What the task asks: State how many lines in these records contain the word "image", and nothing else.

- - - -

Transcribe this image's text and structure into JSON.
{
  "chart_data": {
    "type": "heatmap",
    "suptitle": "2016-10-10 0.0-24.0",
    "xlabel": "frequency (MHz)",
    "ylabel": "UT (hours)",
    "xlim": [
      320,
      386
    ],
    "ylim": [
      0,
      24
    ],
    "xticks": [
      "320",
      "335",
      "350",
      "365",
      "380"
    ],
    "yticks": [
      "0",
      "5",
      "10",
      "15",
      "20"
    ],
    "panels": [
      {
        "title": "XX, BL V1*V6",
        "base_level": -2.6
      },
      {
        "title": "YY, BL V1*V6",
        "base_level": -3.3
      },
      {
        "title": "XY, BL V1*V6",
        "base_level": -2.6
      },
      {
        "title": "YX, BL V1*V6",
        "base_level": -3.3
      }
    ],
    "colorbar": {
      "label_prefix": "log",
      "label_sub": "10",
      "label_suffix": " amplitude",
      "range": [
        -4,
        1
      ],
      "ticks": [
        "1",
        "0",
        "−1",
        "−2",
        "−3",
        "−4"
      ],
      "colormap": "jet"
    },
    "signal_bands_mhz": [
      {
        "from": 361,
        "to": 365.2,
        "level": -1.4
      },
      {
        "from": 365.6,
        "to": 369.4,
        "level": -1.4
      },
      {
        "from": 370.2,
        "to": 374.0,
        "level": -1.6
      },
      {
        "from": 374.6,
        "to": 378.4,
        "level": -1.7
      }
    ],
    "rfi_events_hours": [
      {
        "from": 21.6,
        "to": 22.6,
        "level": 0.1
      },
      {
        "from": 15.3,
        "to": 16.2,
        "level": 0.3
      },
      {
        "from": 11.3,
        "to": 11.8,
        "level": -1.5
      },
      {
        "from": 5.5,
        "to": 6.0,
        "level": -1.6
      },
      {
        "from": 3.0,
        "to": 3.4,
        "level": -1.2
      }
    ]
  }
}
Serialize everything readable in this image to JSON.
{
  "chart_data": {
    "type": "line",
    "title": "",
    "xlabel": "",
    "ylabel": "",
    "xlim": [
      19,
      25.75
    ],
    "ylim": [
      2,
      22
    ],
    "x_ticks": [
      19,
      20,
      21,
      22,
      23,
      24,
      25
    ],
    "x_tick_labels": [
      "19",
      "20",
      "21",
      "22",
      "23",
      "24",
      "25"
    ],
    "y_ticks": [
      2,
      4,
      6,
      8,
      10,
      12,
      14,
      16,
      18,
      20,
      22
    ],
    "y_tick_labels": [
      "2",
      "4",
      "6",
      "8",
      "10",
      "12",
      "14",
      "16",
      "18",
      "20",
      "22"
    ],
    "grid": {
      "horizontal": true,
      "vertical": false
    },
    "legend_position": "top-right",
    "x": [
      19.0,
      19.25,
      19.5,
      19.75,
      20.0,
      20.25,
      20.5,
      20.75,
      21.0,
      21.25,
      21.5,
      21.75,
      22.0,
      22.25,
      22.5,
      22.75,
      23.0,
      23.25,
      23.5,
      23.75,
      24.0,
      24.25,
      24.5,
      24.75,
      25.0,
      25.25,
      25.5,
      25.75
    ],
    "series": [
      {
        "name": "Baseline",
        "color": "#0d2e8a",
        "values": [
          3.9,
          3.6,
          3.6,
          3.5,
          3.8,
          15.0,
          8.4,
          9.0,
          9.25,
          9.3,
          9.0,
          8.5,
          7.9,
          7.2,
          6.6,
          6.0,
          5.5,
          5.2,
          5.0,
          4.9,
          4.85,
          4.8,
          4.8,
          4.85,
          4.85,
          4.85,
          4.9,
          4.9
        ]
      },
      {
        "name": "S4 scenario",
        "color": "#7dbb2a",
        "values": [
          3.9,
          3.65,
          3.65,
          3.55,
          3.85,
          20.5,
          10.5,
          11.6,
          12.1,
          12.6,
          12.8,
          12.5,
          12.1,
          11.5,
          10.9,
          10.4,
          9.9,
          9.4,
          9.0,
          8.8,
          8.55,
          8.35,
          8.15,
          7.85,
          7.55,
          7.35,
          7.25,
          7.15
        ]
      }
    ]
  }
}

- - - -

Worked solution: 2